GIVEN EXERCISE
Continue the text on Ghent's lace-making from the point where it stops.

TEXT EXCERPT
Bobbins of Belgium A book of Belgian lace, lace-workers, lace-schools and lace-villages

Part 9

Chapter 93,820 wordsPublic domain

There is a portrait in the Hôtel de Ville, where one may see the Empress Marie-Thérèse, wearing the marvelous Valenciennes and the Needle Point robe presented to her by the Canton de Gand in 1743. And scarcely more than a century later, in 1853, the city made its last gift of similar magnificence—another robe, valued at 20,000 francs, on which 80,000 bobbins were employed unceasingly during six months, and this time offered to the Duchess of Brabant, Marie-Henriette. There were no succeeding world-stirring gifts of lace because Ghent had begun to think of other things, of industrial and commercial development, and as she advanced in these, the art of lace-making declined, until to-day it has ceased to exist.

However, in the surrounding communes (the region counts fifty) there are still perhaps 2,000 dentellières making most of the bobbin and needle varieties, the best among them being Valenciennes, Flanders, Duchesse, Needle Point, Bruges and Rosaline. The Comtesse de Bousies, chairman of the Ghent Lace Committee during the war, did her best to encourage the work in these outlying districts, and was able to help, in addition, many needy women in the city itself.

ENTRIES
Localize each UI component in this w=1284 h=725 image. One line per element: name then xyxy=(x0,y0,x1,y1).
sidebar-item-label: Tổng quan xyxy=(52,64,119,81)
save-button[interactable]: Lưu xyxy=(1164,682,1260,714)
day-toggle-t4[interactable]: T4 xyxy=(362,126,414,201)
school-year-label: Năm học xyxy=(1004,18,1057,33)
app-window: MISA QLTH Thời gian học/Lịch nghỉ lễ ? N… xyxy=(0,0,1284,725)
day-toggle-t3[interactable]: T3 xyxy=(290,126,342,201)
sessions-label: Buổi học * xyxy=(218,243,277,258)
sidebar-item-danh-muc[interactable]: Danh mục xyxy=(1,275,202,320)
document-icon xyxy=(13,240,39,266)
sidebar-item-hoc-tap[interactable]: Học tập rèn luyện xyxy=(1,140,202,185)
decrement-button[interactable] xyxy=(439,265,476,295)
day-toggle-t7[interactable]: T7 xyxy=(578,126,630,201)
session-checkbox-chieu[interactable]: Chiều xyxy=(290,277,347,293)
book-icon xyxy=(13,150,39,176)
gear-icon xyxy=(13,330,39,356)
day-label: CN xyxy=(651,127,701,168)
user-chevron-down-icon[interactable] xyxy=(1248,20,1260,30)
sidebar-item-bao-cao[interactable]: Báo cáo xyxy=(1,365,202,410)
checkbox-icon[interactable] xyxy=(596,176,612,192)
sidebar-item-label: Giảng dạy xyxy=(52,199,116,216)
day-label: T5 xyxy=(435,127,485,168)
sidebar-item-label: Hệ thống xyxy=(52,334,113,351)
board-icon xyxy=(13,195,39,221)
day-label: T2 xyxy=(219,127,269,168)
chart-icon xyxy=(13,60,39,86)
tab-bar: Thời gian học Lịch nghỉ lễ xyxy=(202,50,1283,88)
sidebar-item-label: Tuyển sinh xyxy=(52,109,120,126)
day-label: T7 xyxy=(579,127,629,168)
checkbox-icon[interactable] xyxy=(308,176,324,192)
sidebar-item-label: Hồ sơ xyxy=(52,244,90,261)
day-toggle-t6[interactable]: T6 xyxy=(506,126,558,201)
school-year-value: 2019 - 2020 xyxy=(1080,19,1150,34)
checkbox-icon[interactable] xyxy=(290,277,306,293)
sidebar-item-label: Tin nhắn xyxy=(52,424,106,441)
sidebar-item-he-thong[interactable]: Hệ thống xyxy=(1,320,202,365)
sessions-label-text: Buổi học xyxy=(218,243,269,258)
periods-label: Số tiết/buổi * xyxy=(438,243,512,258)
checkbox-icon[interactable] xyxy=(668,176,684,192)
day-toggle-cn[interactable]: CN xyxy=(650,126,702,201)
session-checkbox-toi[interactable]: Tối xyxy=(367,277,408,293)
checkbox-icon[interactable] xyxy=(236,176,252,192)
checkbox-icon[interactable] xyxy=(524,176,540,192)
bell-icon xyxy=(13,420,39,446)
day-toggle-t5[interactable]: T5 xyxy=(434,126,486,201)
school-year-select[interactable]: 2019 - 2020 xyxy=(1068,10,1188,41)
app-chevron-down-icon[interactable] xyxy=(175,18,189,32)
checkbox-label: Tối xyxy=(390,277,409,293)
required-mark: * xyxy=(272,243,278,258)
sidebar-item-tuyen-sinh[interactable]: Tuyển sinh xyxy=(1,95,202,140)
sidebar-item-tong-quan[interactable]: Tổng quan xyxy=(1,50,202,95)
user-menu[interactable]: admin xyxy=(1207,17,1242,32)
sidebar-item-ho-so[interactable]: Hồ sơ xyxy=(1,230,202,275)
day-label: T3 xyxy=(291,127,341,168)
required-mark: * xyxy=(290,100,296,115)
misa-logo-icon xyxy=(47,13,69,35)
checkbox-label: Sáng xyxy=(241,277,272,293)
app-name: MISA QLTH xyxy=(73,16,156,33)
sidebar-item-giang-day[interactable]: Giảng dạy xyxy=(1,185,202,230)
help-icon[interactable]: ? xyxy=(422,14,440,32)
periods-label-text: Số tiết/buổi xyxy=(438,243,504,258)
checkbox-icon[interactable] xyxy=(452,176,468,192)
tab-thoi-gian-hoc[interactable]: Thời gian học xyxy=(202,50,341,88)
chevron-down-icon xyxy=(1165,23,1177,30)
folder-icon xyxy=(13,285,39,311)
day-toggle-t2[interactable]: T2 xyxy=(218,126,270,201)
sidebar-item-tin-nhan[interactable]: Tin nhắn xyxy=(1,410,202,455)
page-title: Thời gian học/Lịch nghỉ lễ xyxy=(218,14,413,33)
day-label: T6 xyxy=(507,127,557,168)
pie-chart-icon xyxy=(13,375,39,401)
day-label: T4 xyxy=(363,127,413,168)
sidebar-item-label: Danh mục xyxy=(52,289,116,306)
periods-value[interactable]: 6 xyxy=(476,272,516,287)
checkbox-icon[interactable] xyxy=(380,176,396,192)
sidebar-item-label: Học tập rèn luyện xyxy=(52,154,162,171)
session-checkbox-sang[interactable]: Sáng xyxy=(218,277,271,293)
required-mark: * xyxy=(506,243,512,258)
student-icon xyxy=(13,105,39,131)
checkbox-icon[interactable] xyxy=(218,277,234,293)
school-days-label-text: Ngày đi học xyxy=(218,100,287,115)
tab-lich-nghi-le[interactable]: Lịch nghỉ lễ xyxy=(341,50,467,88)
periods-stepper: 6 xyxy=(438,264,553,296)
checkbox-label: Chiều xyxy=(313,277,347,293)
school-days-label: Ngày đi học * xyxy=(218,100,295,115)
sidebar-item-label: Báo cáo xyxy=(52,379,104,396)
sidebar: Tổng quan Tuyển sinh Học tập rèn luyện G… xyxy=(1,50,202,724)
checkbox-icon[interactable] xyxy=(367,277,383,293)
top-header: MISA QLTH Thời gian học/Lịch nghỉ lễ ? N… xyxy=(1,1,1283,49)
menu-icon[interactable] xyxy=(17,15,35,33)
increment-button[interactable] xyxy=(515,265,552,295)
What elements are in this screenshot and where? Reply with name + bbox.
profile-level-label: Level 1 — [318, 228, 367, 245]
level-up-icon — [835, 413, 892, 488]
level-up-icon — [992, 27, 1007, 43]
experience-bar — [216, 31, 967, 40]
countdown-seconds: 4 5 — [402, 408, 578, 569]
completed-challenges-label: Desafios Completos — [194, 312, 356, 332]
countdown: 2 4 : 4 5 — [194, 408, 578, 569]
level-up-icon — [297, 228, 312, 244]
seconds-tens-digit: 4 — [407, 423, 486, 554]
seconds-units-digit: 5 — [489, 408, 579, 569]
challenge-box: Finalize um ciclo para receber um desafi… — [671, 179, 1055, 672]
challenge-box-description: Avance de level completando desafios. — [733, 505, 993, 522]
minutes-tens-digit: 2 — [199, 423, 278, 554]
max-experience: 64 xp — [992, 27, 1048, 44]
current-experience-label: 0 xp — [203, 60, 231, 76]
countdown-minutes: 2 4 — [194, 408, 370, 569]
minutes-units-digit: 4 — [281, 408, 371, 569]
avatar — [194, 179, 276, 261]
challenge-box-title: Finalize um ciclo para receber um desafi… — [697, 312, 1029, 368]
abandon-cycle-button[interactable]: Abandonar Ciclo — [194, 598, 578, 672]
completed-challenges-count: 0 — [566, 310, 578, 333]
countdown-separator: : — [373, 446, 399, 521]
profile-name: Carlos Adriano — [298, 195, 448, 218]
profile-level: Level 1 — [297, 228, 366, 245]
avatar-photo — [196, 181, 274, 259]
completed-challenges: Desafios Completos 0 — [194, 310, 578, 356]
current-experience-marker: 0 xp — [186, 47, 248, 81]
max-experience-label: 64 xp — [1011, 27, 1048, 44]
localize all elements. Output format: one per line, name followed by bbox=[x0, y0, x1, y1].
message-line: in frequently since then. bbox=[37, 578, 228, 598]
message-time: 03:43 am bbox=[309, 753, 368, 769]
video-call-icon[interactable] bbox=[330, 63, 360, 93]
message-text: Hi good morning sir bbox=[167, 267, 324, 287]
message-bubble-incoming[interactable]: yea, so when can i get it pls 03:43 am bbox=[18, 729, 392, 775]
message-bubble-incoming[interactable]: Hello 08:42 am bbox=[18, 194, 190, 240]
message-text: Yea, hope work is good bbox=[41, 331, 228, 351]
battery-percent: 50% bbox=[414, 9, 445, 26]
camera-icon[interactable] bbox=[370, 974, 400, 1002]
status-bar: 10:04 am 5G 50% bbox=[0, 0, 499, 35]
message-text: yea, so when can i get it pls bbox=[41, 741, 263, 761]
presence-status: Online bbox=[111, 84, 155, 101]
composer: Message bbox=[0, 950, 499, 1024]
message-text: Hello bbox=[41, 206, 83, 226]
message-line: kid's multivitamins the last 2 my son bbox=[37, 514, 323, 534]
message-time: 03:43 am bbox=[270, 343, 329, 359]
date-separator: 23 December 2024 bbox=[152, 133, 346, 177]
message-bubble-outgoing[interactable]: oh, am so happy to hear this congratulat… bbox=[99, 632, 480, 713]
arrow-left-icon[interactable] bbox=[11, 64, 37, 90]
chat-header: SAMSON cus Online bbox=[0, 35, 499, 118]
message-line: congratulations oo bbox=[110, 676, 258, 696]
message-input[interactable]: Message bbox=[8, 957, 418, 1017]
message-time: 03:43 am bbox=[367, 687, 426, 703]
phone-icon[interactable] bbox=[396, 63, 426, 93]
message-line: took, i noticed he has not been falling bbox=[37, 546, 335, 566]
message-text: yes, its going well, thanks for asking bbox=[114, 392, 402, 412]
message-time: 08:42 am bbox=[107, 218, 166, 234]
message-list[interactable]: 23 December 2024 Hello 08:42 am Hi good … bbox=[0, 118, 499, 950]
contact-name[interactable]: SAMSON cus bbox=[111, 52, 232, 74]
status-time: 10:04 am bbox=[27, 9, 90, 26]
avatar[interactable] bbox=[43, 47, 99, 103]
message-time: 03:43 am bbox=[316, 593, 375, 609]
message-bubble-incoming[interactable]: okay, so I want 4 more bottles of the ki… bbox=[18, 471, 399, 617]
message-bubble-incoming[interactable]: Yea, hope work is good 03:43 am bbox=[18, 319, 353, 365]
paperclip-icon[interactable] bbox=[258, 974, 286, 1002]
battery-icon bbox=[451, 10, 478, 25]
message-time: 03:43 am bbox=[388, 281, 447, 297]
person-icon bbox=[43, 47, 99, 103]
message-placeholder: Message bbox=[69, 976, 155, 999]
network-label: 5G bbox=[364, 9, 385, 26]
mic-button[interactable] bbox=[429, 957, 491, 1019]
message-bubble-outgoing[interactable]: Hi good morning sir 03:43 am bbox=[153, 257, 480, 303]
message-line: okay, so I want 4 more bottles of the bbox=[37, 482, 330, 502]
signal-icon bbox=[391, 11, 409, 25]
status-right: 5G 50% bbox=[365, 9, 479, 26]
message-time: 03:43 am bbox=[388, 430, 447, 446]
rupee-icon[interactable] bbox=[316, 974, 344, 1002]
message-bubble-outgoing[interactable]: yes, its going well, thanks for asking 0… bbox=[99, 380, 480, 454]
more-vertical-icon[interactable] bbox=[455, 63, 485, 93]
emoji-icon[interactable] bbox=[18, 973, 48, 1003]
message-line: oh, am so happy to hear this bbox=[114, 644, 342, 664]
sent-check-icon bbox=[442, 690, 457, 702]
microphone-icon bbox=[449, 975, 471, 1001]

RESULT FOR THIS EXERCISE
In 1917, for instance, Celine appeared at the office to ask for thread. She was twenty years old, and before the war had been one of the 10,000 women employed in the linen spinning mills; her mother was ill with tuberculosis, her father without work, and also ill; there were five younger children. “I know I have not proper fingers,” she said, as she held out her rough hands, “but if you will only promise I may bring my lace, I believe I can learn.” The Committee believed this, too, and because she worked with intelligence and with almost feverish eagerness, she was soon assured the minimum wage of three francs a week, and later the larger sums made possible with the Committee’s success. Shortly before the armistice, the mother died, and only last week Celine came again to the desk to ask anxiously if the Committee could not somehow arrange, that even after they had disbanded, she might continue to make lace. Her father had found a little work; she wanted to remain at home where she might at least direct the younger children, and she could, if only she were sure of her war-time wage. Could not the Committee promise the sale of her laces? Often repeated question during these courage-testing days, when emergency organizations are breaking up, and poor women do not yet see what is to replace them.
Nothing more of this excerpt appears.